_Task goal:_
Return only the number of lines in the entries below that hold the word "Read".

** Begin Material provided **

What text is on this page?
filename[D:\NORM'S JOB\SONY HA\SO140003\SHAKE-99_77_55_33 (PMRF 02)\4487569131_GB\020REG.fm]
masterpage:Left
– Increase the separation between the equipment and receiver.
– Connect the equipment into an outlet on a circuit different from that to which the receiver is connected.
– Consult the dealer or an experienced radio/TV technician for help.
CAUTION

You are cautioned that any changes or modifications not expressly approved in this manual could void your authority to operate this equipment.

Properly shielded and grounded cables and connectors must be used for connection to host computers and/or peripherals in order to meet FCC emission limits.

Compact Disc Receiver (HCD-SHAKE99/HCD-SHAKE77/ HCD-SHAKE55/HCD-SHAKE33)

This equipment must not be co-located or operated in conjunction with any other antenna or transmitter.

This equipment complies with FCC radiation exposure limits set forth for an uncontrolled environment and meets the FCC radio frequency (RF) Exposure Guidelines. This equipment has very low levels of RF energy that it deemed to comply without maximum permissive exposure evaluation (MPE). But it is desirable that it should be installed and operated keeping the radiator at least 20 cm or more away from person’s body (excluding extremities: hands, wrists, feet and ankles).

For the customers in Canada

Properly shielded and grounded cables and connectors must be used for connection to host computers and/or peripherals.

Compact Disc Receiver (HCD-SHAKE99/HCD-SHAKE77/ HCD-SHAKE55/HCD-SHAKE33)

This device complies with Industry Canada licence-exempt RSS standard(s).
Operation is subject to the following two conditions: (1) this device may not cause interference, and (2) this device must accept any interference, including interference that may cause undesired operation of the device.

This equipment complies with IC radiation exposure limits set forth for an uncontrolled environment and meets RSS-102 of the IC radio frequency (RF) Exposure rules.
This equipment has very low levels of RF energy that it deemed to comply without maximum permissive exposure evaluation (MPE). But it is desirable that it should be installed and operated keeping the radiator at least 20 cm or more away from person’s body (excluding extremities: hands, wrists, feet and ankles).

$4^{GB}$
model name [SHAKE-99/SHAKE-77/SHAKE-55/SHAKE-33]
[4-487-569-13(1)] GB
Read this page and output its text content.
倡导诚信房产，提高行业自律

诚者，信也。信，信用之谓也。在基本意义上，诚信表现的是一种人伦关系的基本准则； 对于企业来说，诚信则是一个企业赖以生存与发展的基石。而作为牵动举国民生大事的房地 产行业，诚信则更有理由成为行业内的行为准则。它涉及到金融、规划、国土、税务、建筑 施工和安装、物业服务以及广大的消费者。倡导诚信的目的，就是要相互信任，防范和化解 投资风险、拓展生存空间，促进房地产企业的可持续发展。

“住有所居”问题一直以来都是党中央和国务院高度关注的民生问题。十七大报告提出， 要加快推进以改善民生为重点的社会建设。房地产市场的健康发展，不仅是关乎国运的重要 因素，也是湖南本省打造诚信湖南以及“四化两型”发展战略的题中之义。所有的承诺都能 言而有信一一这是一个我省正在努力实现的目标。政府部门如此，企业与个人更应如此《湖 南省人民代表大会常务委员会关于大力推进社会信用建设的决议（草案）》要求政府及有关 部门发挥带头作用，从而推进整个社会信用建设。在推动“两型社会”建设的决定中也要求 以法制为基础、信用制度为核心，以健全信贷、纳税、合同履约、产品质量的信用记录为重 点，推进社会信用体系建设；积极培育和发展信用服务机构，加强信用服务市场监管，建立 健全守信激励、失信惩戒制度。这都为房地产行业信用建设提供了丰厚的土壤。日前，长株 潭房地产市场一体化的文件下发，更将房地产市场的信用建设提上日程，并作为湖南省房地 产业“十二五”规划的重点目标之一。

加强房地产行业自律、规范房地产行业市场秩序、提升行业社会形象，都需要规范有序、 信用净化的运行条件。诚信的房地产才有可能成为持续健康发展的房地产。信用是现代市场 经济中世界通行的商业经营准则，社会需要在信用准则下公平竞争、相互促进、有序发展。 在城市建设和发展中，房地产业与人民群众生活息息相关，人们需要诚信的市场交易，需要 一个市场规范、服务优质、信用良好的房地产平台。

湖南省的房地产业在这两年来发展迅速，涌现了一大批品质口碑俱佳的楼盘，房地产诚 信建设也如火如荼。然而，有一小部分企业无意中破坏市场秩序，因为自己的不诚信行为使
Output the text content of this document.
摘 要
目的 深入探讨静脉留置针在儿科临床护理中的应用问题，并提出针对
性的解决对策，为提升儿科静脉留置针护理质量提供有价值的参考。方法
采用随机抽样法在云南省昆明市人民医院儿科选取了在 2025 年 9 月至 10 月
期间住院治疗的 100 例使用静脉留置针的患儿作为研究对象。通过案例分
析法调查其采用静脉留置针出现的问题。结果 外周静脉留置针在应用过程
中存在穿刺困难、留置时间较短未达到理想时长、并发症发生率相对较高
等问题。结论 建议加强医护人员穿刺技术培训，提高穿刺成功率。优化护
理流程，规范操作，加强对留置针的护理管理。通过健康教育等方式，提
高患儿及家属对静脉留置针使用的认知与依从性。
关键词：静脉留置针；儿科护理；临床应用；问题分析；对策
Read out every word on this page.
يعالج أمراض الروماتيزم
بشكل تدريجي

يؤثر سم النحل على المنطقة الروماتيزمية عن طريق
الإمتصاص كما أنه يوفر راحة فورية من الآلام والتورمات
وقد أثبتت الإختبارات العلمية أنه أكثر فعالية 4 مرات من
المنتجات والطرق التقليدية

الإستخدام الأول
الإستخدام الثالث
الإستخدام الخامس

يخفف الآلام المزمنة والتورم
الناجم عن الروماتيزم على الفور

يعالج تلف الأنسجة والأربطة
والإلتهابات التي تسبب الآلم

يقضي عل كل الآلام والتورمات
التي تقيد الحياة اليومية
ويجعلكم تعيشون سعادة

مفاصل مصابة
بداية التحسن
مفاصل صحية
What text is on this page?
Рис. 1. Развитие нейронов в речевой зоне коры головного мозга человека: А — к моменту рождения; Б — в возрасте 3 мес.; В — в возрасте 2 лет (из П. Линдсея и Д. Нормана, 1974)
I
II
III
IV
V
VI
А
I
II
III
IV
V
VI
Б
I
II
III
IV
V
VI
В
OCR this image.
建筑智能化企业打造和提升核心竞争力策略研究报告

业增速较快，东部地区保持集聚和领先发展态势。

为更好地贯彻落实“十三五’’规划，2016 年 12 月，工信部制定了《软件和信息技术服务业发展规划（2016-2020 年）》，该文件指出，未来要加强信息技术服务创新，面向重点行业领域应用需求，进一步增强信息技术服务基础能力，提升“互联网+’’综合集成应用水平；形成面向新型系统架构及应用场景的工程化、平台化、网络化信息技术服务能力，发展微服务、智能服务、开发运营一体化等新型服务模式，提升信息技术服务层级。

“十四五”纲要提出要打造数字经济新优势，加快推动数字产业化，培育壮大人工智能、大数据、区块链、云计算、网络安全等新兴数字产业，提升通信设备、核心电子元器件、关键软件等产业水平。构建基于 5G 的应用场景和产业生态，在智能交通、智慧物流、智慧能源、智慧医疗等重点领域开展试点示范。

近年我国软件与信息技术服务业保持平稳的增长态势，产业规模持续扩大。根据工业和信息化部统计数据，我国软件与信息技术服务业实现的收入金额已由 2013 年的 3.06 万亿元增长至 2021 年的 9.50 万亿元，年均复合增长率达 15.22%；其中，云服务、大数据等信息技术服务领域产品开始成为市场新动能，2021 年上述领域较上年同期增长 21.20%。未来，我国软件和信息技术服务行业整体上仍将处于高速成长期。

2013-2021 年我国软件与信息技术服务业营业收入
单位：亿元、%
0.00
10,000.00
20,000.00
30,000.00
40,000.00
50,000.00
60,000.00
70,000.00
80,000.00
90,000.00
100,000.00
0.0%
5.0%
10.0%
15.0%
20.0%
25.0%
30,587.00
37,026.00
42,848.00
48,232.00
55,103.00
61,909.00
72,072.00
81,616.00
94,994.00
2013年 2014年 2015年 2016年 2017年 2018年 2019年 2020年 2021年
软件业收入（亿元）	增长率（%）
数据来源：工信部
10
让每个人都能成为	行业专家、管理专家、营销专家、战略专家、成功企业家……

** End Material provided **

_Answer to the exercise:_
2